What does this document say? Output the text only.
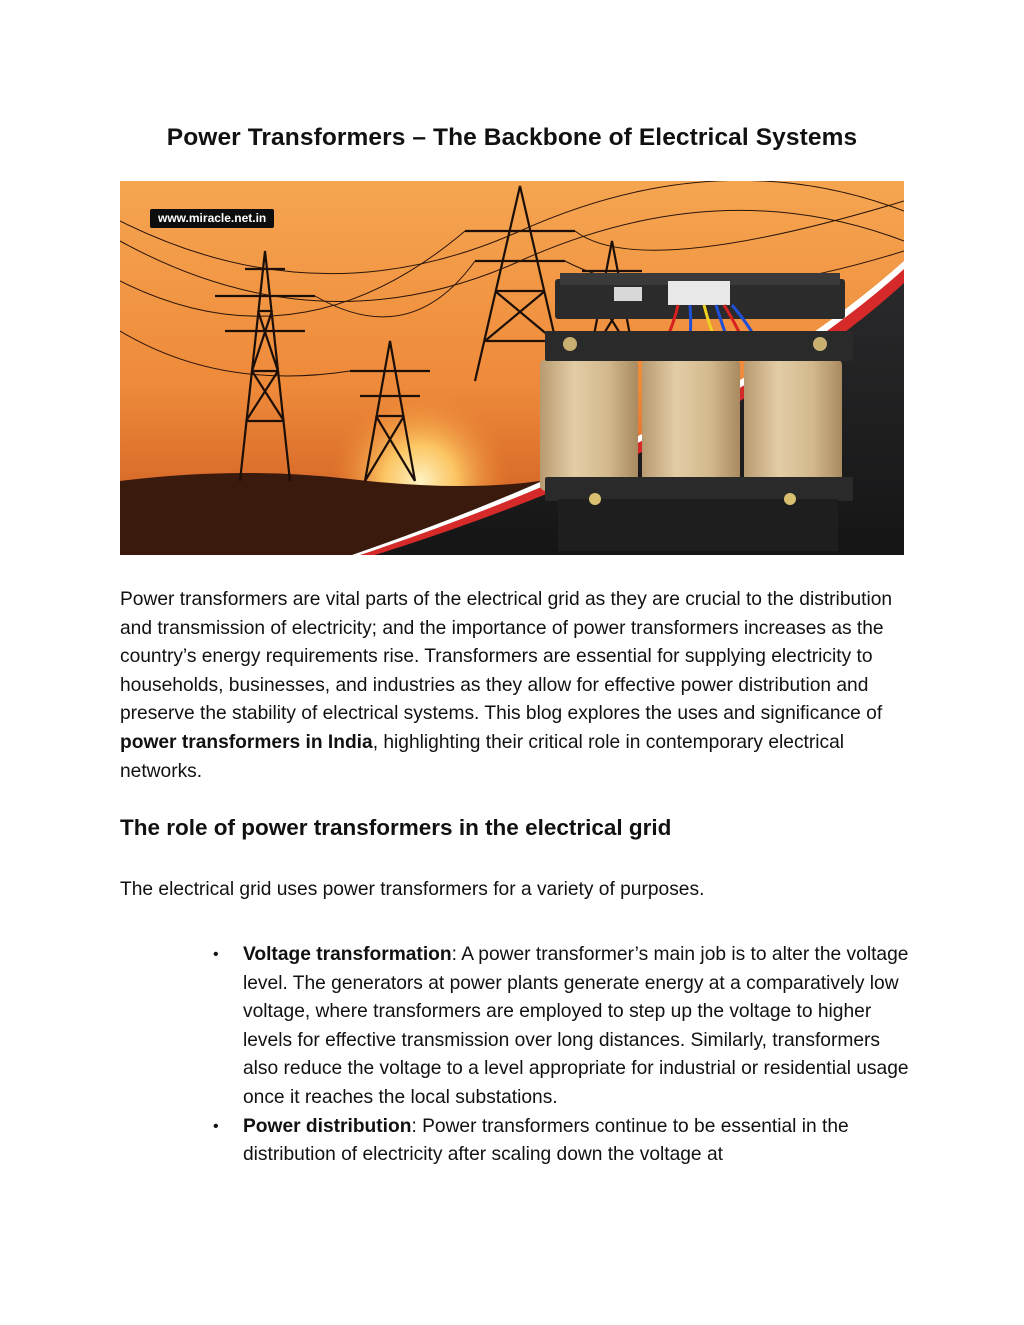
Power Transformers – The Backbone of Electrical Systems
www.miracle.net.in

Power transformers are vital parts of the electrical grid as they are crucial to the distribution and transmission of electricity; and the importance of power transformers increases as the country’s energy requirements rise. Transformers are essential for supplying electricity to households, businesses, and industries as they allow for effective power distribution and preserve the stability of electrical systems. This blog explores the uses and significance of power transformers in India, highlighting their critical role in contemporary electrical networks.

The role of power transformers in the electrical grid

The electrical grid uses power transformers for a variety of purposes.

• Voltage transformation: A power transformer’s main job is to alter the voltage level. The generators at power plants generate energy at a comparatively low voltage, where transformers are employed to step up the voltage to higher levels for effective transmission over long distances. Similarly, transformers also reduce the voltage to a level appropriate for industrial or residential usage once it reaches the local substations.
• Power distribution: Power transformers continue to be essential in the distribution of electricity after scaling down the voltage at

▸ Work instructions:
On how many lines does the word "role" appear? Answer with only the number.

▸ Solution to the problem:
2